▶ What is being asked
Locate every line in the records below that contains the word "управления", and copy each one.
START
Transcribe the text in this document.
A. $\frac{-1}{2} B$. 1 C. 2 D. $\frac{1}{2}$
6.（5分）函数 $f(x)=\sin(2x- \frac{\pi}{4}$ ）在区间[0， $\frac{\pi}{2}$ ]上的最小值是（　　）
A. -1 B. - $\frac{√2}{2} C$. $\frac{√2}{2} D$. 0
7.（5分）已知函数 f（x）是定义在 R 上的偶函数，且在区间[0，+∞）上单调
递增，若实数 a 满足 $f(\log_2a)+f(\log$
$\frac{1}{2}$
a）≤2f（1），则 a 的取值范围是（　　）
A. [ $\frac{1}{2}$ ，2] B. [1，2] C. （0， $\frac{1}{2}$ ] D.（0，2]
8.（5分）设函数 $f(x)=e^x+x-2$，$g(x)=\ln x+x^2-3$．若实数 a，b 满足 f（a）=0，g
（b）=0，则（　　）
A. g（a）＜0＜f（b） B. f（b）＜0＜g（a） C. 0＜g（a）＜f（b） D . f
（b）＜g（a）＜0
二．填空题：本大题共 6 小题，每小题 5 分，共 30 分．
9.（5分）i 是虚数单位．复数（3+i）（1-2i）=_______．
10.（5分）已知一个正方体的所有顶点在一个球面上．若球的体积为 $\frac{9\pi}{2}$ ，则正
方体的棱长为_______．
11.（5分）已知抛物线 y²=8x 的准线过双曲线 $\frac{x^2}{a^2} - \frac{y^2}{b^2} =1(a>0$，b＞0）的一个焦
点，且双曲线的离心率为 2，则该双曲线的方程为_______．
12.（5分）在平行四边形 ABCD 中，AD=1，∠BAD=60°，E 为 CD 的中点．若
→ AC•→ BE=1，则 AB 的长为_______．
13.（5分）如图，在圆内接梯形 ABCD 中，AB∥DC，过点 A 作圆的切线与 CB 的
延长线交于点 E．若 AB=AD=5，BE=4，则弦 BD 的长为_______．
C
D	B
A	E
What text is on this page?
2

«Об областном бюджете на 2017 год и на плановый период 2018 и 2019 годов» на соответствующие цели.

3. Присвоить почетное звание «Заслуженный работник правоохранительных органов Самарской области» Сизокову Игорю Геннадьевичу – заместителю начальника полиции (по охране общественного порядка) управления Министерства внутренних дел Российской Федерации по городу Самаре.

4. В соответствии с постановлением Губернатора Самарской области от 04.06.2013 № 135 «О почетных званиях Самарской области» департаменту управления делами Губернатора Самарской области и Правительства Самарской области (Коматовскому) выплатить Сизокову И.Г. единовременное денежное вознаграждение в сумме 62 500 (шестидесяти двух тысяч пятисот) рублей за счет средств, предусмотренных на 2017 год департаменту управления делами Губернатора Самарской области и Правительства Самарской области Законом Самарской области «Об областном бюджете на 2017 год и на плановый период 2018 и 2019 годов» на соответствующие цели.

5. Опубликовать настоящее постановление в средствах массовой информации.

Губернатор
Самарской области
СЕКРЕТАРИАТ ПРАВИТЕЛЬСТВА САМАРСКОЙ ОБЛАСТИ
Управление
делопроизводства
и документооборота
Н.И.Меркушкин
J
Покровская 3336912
END
START
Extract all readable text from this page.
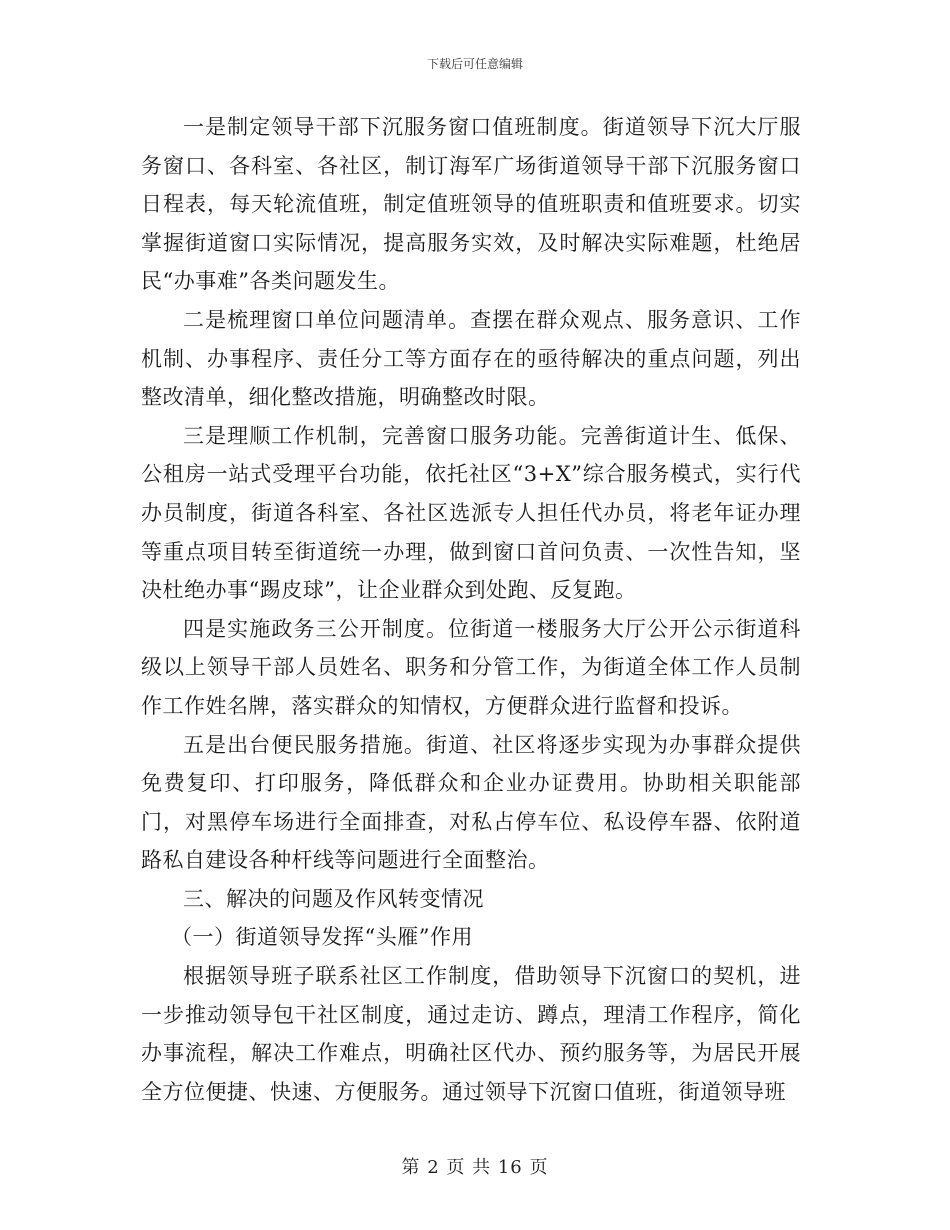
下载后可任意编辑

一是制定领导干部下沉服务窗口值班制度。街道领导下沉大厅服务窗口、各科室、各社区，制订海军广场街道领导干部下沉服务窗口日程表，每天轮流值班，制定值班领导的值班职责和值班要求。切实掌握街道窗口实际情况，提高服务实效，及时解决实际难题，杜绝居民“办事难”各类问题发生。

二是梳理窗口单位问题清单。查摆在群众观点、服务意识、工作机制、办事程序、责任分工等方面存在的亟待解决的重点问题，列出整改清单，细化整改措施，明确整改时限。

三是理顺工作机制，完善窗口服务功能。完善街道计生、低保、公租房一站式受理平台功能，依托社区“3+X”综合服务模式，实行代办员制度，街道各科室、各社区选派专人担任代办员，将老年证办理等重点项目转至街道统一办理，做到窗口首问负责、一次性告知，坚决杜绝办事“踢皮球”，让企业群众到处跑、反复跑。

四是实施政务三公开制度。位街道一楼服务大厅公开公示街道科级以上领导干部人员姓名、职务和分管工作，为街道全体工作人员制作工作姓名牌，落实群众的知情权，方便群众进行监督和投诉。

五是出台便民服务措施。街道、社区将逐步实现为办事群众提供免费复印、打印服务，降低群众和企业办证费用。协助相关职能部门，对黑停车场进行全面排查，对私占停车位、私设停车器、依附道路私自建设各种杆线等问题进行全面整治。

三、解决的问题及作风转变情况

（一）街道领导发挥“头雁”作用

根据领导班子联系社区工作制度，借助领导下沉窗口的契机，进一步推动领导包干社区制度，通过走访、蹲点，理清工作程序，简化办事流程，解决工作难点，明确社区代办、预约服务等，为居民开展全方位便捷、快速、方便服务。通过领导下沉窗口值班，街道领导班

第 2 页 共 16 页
END
▶ Exercise solution
3. Присвоить почетное звание «Заслуженный работник правоохранительных органов Самарской области» Сизокову Игорю Геннадьевичу – заместителю начальника полиции (по охране общественного порядка) управления Министерства внутренних дел Российской Федерации по городу Самаре.
4. В соответствии с постановлением Губернатора Самарской области от 04.06.2013 № 135 «О почетных званиях Самарской области» департаменту управления делами Губернатора Самарской области и Правительства Самарской области (Коматовскому) выплатить Сизокову И.Г. единовременное денежное вознаграждение в сумме 62 500 (шестидесяти двух тысяч пятисот) рублей за счет средств, предусмотренных на 2017 год департаменту управления делами Губернатора Самарской области и Правительства Самарской области Законом Самарской области «Об областном бюджете на 2017 год и на плановый период 2018 и 2019 годов» на соответствующие цели.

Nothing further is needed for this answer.